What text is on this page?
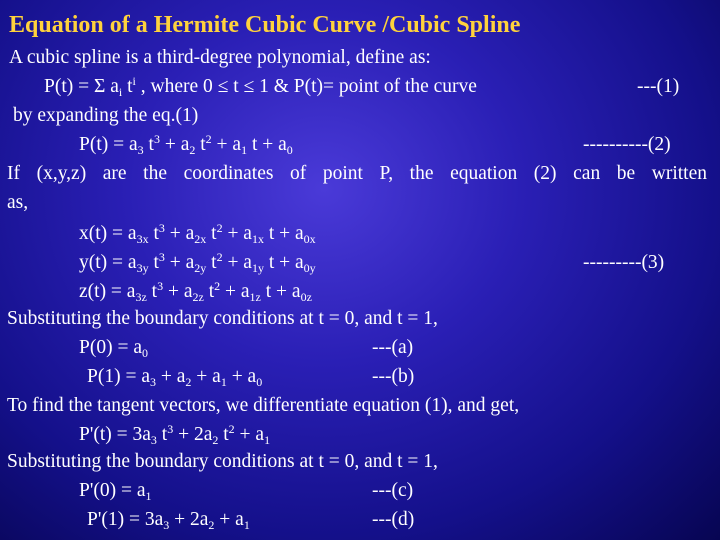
Equation of a Hermite Cubic Curve /Cubic Spline
A cubic spline is a third-degree polynomial, define as:
P(t) = Σ $a_i$ $t^i$ , where 0 ≤ t ≤ 1 & P(t)= point of the curve	---(1)
by expanding the eq.(1)
$P(t) = a_3$ $t^3 + a_2$ $t^2 + a_1$ $t + a_0$	----------(2)
If (x,y,z) are the coordinates of point P, the equation (2) can be written
as,
$x(t) = a_{3x}$ $t^3 + a_{2x}$ $t^2 + a_{1x}$ $t + a_{0x}$
$y(t) = a_{3y}$ $t^3 + a_{2y}$ $t^2 + a_{1y}$ $t + a_{0y}$	---------(3)
$z(t) = a_{3z}$ $t^3 + a_{2z}$ $t^2 + a_{1z}$ $t + a_{0z}$
Substituting the boundary conditions at t = 0, and t = 1,
$P(0) = a_0$	---(a)
$P(1) = a_3 + a_2 + a_1 + a_0$	---(b)
To find the tangent vectors, we differentiate equation (1), and get,
$P'(t) = 3a_3$ $t^3 + 2a_2$ $t^2 + a_1$
Substituting the boundary conditions at t = 0, and t = 1,
$P'(0) = a_1$	---(c)
$P'(1) = 3a_3 + 2a_2 + a_1$	---(d)
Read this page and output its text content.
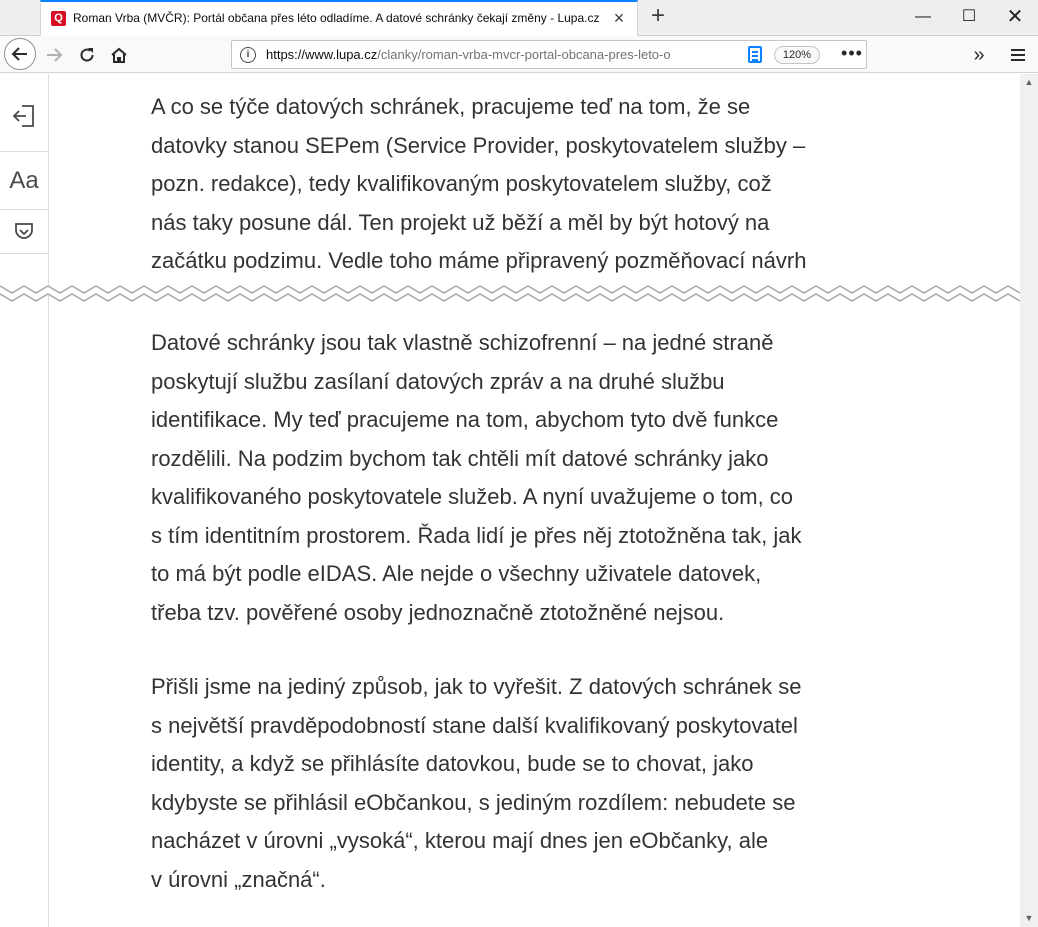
Q Roman Vrba (MVČR): Portál občana přes léto odladíme. A datové schránky čekají změny - Lupa.cz × +	—	☐	✕
i	https://www.lupa.cz/clanky/roman-vrba-mvcr-portal-obcana-pres-leto-o	120%	•••	»
Aa
A co se týče datových schránek, pracujeme teď na tom, že se
datovky stanou SEPem (Service Provider, poskytovatelem služby –
pozn. redakce), tedy kvalifikovaným poskytovatelem služby, což
nás taky posune dál. Ten projekt už běží a měl by být hotový na
začátku podzimu. Vedle toho máme připravený pozměňovací návrh
Datové schránky jsou tak vlastně schizofrenní – na jedné straně
poskytují službu zasílaní datových zpráv a na druhé službu
identifikace. My teď pracujeme na tom, abychom tyto dvě funkce
rozdělili. Na podzim bychom tak chtěli mít datové schránky jako
kvalifikovaného poskytovatele služeb. A nyní uvažujeme o tom, co
s tím identitním prostorem. Řada lidí je přes něj ztotožněna tak, jak
to má být podle eIDAS. Ale nejde o všechny uživatele datovek,
třeba tzv. pověřené osoby jednoznačně ztotožněné nejsou.
Přišli jsme na jediný způsob, jak to vyřešit. Z datových schránek se
s největší pravděpodobností stane další kvalifikovaný poskytovatel
identity, a když se přihlásíte datovkou, bude se to chovat, jako
kdybyste se přihlásil eObčankou, s jediným rozdílem: nebudete se
nacházet v úrovni „vysoká“, kterou mají dnes jen eObčanky, ale
v úrovni „značná“.
▲
▼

**Challenge**
Find the word "page" in the material, then list each line that holds it.

**Full answer**
What text is on this page?
Read this page and output its text content.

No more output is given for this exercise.